>> begin

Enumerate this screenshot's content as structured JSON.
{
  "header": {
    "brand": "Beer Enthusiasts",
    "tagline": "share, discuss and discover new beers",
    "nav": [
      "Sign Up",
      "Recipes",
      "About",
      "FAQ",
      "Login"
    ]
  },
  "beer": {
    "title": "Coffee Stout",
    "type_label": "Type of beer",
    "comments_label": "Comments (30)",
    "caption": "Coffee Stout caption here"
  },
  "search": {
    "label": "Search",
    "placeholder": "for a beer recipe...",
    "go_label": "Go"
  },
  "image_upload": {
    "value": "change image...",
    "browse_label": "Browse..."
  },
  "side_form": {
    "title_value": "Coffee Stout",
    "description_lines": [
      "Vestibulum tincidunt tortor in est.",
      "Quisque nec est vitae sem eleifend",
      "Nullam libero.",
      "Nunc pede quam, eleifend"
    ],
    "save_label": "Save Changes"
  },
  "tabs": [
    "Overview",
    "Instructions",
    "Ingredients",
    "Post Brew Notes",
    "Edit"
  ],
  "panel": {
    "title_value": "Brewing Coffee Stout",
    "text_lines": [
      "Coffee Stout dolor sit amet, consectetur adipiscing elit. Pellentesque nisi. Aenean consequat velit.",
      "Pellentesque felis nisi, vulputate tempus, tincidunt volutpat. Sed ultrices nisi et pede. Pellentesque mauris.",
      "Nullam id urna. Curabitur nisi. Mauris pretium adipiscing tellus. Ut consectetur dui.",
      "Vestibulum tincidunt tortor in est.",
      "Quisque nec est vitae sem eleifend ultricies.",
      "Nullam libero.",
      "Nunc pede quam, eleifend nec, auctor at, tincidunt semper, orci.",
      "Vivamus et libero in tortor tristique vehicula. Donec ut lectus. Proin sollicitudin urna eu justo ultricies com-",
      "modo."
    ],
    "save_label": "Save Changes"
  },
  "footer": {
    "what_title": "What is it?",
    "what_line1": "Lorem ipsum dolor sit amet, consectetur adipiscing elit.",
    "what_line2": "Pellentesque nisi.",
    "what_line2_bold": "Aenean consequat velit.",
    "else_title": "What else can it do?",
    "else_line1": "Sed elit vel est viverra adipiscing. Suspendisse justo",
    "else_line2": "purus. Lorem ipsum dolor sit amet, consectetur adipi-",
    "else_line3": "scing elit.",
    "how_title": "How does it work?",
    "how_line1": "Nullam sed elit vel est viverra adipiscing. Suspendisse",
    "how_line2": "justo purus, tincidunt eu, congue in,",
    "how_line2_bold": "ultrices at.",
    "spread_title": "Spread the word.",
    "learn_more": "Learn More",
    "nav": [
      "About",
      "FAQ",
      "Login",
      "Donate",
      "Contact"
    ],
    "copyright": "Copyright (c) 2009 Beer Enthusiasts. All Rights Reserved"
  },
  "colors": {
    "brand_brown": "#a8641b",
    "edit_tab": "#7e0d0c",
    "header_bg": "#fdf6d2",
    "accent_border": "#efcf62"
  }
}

>> end

• **EXERCISE**:
Filter the records for lines holding the string "vitae". Copy each one.

• **RESPONSE TO THE EXERCISE**:
      "Quisque nec est vitae sem eleifend",
      "Quisque nec est vitae sem eleifend ultricies.",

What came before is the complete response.